▶ **EXERCISE DATA**
[Begin]

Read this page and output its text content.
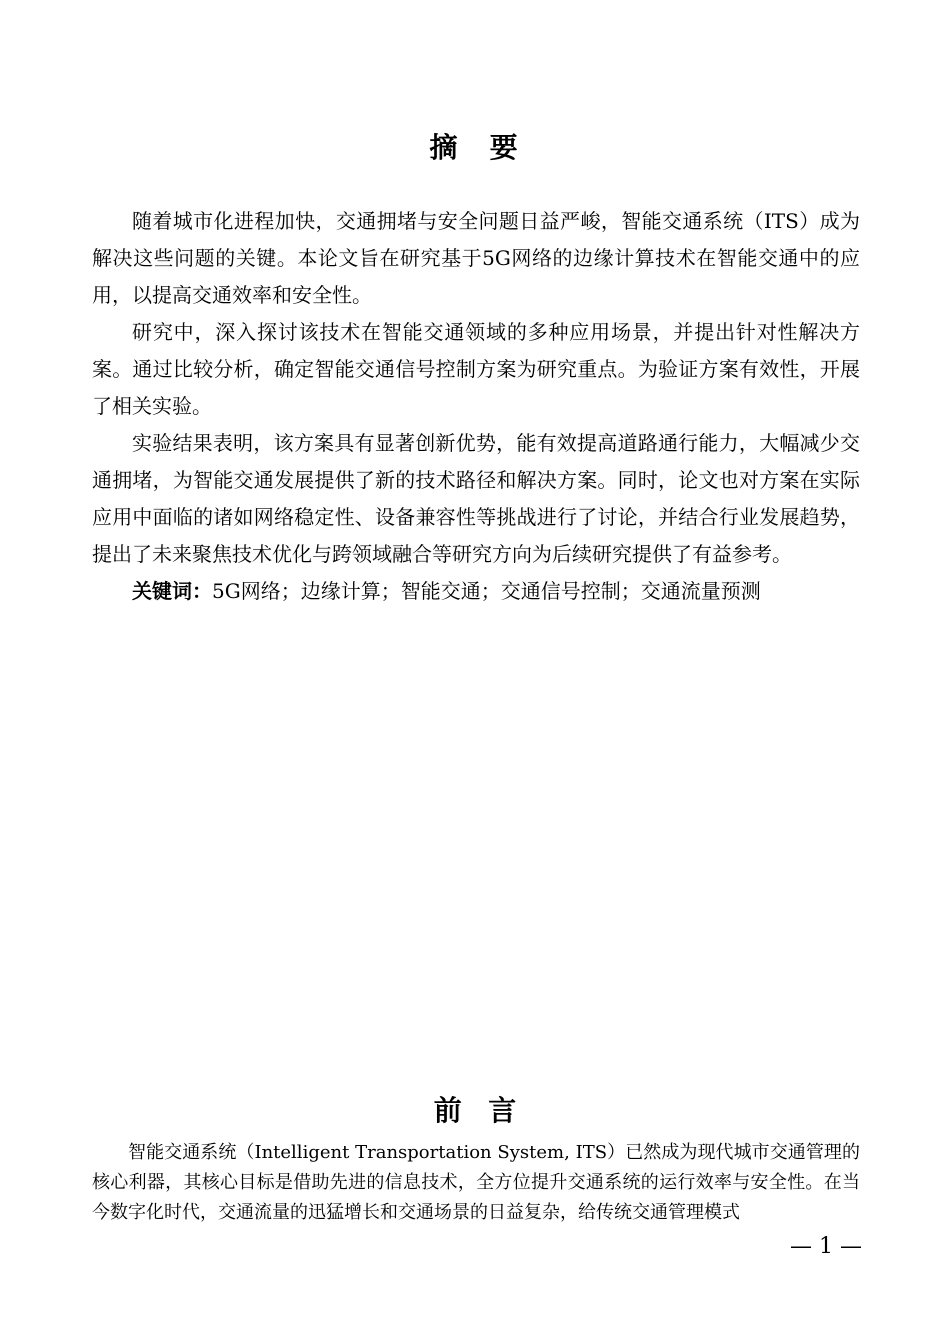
摘 要

随着城市化进程加快，交通拥堵与安全问题日益严峻，智能交通系统（ITS）成为解决这些问题的关键。本论文旨在研究基于5G网络的边缘计算技术在智能交通中的应用，以提高交通效率和安全性。

研究中，深入探讨该技术在智能交通领域的多种应用场景，并提出针对性解决方案。通过比较分析，确定智能交通信号控制方案为研究重点。为验证方案有效性，开展了相关实验。

实验结果表明，该方案具有显著创新优势，能有效提高道路通行能力，大幅减少交通拥堵，为智能交通发展提供了新的技术路径和解决方案。同时，论文也对方案在实际应用中面临的诸如网络稳定性、设备兼容性等挑战进行了讨论，并结合行业发展趋势，提出了未来聚焦技术优化与跨领域融合等研究方向为后续研究提供了有益参考。

关键词：5G网络；边缘计算；智能交通；交通信号控制；交通流量预测

前 言

智能交通系统（Intelligent Transportation System, ITS）已然成为现代城市交通管理的核心利器，其核心目标是借助先进的信息技术，全方位提升交通系统的运行效率与安全性。在当今数字化时代，交通流量的迅猛增长和交通场景的日益复杂，给传统交通管理模式

— 1 —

[End]

▶ **WRITTEN REQUEST**
How many lines in the data contain the string "智能交通系统"? Respond with the number only.

▶ **RESULT FOR THIS TASK**
2